In the records below, pick out all lines containing the word "Nigerian".

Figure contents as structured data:

------------

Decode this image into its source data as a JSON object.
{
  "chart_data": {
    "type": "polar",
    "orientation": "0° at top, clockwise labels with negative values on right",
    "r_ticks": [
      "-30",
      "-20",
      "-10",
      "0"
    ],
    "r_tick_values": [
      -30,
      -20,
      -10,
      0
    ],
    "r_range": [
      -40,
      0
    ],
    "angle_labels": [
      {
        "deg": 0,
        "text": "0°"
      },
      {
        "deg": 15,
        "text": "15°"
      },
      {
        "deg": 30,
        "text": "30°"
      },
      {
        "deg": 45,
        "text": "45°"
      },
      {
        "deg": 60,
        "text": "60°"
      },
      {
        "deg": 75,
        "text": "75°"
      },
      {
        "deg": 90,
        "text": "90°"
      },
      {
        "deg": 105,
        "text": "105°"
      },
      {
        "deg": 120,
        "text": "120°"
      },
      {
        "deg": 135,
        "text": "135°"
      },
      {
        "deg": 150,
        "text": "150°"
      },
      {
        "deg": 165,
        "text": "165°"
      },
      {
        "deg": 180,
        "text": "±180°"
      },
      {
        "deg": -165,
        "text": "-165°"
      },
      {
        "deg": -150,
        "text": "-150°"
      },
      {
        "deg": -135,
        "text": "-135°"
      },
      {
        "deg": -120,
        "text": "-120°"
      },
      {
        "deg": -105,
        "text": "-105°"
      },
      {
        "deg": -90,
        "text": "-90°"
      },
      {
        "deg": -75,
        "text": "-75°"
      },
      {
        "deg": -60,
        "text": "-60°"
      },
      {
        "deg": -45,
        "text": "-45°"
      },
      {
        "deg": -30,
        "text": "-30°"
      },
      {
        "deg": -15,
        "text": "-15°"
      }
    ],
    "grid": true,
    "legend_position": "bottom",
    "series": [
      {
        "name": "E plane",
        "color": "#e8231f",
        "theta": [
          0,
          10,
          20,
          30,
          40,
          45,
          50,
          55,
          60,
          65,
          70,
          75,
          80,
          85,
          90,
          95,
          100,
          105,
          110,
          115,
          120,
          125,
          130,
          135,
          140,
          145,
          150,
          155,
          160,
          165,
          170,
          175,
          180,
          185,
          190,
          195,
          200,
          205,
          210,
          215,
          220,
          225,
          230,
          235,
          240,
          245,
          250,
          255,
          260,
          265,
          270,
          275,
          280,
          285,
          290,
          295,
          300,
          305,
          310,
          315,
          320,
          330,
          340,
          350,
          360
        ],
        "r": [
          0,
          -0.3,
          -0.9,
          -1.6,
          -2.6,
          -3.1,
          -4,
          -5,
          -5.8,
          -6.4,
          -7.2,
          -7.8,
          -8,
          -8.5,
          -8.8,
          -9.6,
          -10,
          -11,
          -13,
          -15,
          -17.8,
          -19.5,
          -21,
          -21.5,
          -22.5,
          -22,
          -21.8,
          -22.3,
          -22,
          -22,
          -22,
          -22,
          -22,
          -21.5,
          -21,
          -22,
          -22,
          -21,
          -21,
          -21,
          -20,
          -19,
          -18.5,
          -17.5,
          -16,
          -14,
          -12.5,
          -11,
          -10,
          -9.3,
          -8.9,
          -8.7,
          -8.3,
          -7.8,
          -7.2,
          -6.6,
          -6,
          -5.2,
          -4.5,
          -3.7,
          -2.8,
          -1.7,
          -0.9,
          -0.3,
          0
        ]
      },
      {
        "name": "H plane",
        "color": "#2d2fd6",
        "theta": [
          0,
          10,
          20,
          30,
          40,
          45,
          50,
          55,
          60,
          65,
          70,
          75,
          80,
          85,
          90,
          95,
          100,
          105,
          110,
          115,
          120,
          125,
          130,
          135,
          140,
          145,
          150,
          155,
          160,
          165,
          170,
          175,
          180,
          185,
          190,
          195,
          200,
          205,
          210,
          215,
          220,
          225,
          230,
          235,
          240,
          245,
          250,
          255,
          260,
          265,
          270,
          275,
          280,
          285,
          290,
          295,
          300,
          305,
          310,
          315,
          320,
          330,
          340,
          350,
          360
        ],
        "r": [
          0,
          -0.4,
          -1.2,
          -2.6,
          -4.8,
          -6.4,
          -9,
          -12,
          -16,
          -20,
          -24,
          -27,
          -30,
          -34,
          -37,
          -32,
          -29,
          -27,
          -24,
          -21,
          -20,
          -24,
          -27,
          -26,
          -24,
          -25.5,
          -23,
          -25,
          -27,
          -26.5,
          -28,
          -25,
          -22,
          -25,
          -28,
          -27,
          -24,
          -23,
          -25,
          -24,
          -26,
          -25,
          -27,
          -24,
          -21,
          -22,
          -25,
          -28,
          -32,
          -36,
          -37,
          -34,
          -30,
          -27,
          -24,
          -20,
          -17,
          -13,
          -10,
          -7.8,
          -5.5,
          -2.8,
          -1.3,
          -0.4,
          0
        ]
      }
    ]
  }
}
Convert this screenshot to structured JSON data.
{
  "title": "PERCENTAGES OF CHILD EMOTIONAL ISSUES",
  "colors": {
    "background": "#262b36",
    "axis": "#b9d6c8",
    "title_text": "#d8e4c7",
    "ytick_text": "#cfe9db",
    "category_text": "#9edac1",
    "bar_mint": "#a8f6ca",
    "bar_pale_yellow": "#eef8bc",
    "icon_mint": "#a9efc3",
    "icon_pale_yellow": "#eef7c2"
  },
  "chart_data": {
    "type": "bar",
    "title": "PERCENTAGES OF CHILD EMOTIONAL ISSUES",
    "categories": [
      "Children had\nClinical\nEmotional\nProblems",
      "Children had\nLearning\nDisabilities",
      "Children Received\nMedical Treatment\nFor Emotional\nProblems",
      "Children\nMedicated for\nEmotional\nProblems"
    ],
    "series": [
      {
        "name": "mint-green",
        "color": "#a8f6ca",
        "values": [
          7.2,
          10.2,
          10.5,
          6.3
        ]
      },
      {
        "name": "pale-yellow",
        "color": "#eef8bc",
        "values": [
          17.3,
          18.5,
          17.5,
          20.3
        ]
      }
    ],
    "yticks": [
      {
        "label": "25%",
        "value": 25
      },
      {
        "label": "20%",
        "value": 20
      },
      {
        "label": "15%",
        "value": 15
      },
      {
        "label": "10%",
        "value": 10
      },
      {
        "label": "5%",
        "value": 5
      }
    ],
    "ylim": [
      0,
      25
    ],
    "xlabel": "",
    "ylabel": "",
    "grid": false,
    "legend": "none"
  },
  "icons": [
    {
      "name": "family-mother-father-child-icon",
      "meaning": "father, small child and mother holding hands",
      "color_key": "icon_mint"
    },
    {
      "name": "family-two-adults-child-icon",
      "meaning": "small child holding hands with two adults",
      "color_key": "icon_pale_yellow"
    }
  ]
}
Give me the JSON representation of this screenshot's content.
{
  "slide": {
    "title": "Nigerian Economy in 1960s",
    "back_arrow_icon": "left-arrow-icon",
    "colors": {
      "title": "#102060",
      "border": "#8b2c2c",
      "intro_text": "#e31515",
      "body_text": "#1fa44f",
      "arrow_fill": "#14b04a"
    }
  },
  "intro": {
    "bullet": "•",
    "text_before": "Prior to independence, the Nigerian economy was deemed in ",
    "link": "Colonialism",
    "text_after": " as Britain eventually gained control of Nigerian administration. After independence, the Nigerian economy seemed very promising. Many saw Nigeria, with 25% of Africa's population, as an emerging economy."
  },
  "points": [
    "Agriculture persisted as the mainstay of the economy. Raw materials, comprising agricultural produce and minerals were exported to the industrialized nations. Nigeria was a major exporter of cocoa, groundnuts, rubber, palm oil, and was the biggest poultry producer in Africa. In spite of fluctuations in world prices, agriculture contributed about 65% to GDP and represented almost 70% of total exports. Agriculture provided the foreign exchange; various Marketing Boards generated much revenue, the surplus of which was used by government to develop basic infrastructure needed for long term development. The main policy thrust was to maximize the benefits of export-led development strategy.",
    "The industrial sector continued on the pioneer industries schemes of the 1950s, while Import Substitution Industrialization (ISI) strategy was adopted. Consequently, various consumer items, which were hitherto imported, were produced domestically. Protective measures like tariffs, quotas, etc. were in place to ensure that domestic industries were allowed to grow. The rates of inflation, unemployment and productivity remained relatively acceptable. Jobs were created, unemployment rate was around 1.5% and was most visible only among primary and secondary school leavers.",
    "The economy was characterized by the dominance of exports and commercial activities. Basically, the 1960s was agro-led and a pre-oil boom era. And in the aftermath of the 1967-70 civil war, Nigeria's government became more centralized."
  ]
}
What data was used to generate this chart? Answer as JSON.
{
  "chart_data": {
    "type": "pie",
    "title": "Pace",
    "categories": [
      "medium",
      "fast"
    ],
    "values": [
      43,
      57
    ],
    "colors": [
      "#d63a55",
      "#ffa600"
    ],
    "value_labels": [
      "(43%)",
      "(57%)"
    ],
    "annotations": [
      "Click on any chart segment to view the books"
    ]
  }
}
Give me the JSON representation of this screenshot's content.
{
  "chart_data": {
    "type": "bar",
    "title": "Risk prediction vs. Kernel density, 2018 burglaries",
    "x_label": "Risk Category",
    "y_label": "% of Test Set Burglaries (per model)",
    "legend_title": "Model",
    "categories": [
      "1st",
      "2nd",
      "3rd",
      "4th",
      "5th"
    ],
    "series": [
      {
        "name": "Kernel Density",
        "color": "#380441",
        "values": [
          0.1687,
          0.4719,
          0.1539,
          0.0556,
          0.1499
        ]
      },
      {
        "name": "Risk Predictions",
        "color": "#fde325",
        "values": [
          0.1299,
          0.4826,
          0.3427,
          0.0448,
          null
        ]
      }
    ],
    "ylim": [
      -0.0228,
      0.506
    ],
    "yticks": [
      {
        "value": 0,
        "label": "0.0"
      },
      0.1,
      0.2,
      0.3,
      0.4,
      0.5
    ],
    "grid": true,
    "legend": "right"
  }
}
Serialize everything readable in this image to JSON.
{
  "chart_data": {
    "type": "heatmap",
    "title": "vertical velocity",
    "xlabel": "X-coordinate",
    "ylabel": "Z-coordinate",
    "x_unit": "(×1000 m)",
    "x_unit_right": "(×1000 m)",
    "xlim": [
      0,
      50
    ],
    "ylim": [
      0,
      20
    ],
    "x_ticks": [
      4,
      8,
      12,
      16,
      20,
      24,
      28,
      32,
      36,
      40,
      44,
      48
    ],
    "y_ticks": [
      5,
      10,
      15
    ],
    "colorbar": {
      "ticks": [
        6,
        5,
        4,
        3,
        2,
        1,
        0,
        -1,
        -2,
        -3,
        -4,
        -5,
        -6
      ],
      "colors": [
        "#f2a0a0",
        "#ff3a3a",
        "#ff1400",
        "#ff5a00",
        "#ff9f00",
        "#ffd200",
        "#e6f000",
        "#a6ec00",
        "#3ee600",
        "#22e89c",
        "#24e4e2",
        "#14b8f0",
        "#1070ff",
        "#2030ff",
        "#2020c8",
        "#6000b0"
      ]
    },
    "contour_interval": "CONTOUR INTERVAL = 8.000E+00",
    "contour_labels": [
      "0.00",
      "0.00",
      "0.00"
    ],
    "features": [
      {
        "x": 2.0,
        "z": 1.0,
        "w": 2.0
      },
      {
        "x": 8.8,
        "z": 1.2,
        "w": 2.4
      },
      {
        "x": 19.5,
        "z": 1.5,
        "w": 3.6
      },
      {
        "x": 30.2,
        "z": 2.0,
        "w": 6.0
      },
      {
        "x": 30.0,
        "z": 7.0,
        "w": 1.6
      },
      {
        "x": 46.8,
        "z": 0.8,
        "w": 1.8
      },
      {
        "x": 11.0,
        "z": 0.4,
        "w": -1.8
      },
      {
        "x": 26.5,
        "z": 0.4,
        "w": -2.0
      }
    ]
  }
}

------------

- **Exercise answer**:
    "title": "Nigerian Economy in 1960s",
    "text_before": "Prior to independence, the Nigerian economy was deemed in ",
    "text_after": " as Britain eventually gained control of Nigerian administration. After independence, the Nigerian economy seemed very promising. Many saw Nigeria, with 25% of Africa's population, as an emerging economy."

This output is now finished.